WORK REQUIRED
Copy each line of the records that contains the word "object".

[Figure data in JSON]

==========

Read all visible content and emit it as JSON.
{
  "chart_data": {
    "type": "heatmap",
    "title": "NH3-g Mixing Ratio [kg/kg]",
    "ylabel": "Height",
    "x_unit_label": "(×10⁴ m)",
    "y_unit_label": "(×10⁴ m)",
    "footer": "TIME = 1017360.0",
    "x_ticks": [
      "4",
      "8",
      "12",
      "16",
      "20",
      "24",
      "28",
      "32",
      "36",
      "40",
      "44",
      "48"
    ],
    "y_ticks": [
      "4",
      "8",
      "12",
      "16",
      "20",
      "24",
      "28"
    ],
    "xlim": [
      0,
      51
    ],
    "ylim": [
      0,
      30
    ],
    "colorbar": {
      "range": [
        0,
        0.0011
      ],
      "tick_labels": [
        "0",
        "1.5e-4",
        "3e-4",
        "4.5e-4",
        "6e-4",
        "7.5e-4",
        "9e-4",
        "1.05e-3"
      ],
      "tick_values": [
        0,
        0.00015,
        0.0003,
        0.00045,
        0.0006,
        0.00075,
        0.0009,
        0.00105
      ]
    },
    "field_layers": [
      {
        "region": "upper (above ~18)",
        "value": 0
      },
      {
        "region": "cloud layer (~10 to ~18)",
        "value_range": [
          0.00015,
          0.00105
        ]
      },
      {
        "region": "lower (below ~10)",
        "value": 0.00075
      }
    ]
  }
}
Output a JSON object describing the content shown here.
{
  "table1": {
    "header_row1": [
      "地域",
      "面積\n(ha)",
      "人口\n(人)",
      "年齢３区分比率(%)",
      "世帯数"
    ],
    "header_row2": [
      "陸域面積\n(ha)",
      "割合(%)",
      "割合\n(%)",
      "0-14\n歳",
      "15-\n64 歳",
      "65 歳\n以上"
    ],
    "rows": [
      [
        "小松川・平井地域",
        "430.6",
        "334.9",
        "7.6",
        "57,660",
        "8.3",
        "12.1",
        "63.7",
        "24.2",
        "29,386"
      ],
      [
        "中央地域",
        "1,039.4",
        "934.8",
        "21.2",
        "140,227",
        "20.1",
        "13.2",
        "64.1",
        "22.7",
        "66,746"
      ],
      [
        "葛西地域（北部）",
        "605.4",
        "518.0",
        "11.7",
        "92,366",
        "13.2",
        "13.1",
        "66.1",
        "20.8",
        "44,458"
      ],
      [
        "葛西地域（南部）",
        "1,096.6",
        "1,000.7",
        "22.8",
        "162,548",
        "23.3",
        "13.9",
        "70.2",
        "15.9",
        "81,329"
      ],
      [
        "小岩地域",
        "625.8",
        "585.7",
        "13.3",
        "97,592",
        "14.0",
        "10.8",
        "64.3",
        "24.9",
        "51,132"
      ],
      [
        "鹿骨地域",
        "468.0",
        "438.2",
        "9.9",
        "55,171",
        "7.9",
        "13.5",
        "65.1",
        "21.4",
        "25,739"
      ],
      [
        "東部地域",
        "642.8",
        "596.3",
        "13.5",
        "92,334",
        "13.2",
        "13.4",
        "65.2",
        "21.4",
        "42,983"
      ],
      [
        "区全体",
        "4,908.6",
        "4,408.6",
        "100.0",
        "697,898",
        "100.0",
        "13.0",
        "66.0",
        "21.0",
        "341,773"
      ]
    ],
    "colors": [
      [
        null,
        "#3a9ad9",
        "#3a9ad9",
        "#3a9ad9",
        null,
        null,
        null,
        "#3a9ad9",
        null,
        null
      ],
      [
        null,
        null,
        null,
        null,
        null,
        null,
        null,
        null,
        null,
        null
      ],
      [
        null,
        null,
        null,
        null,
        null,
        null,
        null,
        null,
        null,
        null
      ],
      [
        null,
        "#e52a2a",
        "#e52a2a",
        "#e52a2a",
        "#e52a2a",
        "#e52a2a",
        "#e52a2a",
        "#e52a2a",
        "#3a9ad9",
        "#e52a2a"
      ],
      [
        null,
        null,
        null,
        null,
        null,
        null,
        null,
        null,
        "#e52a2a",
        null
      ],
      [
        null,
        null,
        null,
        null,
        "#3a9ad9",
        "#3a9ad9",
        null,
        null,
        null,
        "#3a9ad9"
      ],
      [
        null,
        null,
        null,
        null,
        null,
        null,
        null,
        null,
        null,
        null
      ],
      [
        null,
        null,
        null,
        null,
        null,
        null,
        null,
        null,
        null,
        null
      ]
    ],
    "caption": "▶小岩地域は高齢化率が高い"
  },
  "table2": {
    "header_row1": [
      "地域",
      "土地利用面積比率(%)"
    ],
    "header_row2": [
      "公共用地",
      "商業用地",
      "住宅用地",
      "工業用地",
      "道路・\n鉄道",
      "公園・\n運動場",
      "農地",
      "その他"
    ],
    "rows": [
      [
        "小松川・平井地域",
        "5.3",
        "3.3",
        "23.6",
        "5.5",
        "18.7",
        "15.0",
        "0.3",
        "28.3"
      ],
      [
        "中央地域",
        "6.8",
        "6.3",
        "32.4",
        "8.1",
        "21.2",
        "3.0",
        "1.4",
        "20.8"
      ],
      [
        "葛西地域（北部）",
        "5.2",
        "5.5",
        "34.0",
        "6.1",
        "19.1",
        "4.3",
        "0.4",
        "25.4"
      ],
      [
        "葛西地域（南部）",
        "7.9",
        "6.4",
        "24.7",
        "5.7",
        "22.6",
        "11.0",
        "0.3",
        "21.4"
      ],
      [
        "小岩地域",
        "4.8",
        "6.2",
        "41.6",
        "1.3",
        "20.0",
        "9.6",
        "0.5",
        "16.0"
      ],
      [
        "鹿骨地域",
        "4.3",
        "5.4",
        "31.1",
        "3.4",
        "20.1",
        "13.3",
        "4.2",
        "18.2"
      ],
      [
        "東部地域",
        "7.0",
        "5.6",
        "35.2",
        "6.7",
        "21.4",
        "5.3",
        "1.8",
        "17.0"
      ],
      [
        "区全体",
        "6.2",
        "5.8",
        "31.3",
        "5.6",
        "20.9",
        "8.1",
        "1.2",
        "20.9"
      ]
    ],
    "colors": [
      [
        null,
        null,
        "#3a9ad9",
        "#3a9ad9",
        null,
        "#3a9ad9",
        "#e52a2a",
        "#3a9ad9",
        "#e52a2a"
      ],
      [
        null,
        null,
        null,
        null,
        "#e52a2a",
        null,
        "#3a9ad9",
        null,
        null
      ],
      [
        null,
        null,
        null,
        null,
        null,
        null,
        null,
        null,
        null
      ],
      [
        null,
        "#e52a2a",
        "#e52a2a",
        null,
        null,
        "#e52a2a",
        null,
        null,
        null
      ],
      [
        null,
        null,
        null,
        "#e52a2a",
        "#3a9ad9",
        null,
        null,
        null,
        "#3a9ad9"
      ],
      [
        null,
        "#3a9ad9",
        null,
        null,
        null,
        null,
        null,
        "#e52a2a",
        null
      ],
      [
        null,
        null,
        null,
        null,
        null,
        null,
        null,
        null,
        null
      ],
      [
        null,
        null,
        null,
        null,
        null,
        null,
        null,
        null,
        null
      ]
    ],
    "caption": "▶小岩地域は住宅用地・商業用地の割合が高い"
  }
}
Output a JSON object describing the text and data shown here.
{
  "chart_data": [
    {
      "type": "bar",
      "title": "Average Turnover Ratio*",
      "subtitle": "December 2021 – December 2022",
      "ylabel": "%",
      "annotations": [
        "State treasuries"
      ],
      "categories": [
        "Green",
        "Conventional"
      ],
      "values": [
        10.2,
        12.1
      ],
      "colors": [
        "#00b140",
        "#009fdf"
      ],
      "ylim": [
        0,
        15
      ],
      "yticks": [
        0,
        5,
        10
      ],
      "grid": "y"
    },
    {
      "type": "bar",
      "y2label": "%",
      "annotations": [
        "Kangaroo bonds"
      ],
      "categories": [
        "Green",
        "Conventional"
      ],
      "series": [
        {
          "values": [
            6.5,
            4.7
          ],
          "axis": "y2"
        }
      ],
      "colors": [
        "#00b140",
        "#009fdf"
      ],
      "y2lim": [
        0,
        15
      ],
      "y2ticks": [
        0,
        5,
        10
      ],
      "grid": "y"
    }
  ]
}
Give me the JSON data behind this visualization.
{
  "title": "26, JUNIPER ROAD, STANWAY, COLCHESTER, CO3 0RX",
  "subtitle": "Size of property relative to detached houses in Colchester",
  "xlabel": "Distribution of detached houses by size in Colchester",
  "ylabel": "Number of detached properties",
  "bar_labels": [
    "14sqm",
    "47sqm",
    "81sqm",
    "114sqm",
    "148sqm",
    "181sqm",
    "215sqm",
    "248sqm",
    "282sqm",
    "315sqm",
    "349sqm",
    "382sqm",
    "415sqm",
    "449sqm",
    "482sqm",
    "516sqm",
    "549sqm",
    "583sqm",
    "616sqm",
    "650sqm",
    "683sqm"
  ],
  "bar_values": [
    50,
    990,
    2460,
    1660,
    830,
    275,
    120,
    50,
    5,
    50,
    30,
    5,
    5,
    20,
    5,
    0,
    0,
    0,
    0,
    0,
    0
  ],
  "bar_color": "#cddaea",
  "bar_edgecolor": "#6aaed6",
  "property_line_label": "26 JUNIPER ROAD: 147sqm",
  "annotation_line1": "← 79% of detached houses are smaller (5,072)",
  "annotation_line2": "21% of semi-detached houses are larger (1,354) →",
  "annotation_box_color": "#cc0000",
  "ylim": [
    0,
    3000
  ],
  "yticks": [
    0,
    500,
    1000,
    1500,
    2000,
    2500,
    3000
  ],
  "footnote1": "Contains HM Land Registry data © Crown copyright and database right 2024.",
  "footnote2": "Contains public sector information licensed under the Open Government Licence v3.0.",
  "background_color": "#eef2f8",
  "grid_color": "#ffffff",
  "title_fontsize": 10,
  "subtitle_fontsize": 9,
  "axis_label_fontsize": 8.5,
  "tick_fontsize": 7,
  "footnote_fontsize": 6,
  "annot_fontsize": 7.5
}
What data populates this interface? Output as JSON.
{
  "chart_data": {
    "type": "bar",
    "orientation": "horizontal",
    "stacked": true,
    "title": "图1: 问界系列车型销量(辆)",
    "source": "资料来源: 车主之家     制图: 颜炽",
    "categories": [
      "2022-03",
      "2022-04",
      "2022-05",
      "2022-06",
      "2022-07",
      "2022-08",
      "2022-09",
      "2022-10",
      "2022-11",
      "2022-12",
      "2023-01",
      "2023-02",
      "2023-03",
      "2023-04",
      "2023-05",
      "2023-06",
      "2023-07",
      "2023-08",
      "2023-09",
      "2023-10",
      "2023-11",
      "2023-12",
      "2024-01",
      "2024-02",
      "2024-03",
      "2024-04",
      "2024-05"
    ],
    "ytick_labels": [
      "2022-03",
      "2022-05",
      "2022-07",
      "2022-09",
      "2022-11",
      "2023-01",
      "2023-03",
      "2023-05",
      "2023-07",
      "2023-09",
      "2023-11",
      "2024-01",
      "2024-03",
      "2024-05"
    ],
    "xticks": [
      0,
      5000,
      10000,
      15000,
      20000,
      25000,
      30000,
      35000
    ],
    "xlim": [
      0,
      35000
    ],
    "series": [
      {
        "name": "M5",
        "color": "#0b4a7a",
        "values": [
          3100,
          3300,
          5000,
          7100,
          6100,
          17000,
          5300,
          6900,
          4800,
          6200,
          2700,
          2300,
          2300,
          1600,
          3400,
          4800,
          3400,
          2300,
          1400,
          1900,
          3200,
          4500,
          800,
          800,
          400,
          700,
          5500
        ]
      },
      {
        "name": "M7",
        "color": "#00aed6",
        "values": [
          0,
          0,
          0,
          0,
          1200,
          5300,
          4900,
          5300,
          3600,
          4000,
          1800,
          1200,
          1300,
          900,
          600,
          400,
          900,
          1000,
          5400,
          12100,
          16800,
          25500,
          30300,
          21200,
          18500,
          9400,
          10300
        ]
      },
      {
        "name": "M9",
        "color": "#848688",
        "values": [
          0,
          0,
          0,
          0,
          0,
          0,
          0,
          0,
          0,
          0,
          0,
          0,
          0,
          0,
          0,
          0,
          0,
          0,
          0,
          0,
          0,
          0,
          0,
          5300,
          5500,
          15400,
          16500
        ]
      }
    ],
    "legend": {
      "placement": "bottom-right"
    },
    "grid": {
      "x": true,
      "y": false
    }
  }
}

==========

FULL OUTPUT
Output a JSON object describing the content shown here.
Output a JSON object describing the text and data shown here.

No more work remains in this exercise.